▸ WHAT THE TASK ASKS:
Set down every entry word for word. Omit the pictures.

[Collected data entries]
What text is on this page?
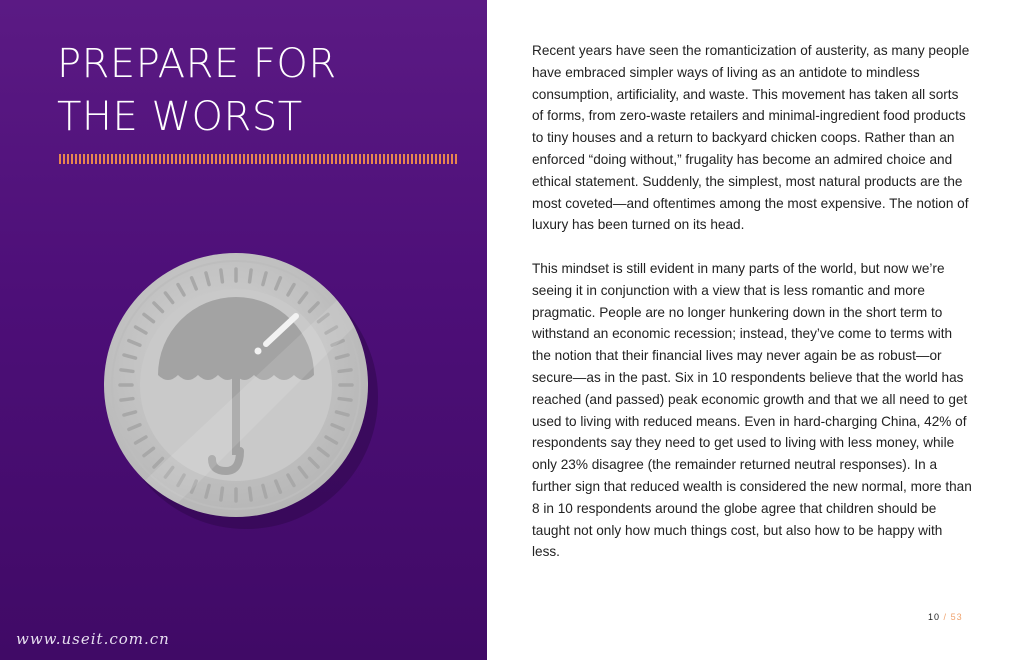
PREPARE FOR
THE WORST
www.useit.com.cn

Recent years have seen the romanticization of austerity, as many people have embraced simpler ways of living as an antidote to mindless consumption, artificiality, and waste. This movement has taken all sorts of forms, from zero-waste retailers and minimal-ingredient food products to tiny houses and a return to backyard chicken coops. Rather than an enforced “doing without,” frugality has become an admired choice and ethical statement. Suddenly, the simplest, most natural products are the most coveted—and oftentimes among the most expensive. The notion of luxury has been turned on its head.

This mindset is still evident in many parts of the world, but now we’re seeing it in conjunction with a view that is less romantic and more pragmatic. People are no longer hunkering down in the short term to withstand an economic recession; instead, they’ve come to terms with the notion that their financial lives may never again be as robust—or secure—as in the past. Six in 10 respondents believe that the world has reached (and passed) peak economic growth and that we all need to get used to living with reduced means. Even in hard-charging China, 42% of respondents say they need to get used to living with less money, while only 23% disagree (the remainder returned neutral responses). In a further sign that reduced wealth is considered the new normal, more than 8 in 10 respondents around the globe agree that children should be taught not only how much things cost, but also how to be happy with less.

10 / 53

▸ EXERCISE ANSWER:
What text is on this page?
PREPARE FOR
THE WORST
www.useit.com.cn

Recent years have seen the romanticization of austerity, as many people have embraced simpler ways of living as an antidote to mindless consumption, artificiality, and waste. This movement has taken all sorts of forms, from zero-waste retailers and minimal-ingredient food products to tiny houses and a return to backyard chicken coops. Rather than an enforced “doing without,” frugality has become an admired choice and ethical statement. Suddenly, the simplest, most natural products are the most coveted—and oftentimes among the most expensive. The notion of luxury has been turned on its head.

This mindset is still evident in many parts of the world, but now we’re seeing it in conjunction with a view that is less romantic and more pragmatic. People are no longer hunkering down in the short term to withstand an economic recession; instead, they’ve come to terms with the notion that their financial lives may never again be as robust—or secure—as in the past. Six in 10 respondents believe that the world has reached (and passed) peak economic growth and that we all need to get used to living with reduced means. Even in hard-charging China, 42% of respondents say they need to get used to living with less money, while only 23% disagree (the remainder returned neutral responses). In a further sign that reduced wealth is considered the new normal, more than 8 in 10 respondents around the globe agree that children should be taught not only how much things cost, but also how to be happy with less.

10 / 53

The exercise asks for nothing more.